Copy each line below that contains "have".

#### Data lines

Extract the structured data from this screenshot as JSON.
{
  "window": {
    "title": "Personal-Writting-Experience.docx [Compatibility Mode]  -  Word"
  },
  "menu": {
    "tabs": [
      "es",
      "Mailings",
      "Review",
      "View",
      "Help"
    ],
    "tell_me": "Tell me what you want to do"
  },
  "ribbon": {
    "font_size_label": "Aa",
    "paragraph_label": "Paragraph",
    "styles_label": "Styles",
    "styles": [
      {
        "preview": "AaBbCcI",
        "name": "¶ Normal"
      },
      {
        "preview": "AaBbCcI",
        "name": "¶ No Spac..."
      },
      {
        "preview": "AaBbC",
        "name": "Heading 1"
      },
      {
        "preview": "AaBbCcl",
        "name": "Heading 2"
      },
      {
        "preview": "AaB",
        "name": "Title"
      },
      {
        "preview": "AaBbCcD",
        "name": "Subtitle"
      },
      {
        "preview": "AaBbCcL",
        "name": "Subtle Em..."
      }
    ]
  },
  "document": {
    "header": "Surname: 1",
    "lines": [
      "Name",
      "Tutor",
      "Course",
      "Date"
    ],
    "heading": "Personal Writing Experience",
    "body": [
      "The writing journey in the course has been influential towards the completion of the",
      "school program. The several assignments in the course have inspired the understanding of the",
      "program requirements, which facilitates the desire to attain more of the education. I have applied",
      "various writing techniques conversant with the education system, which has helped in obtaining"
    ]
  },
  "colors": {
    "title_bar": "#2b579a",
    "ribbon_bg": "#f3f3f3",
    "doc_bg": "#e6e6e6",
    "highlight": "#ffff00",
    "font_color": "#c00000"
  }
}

########

■ The response ■
      "school program. The several assignments in the course have inspired the understanding of the",
      "program requirements, which facilitates the desire to attain more of the education. I have applied",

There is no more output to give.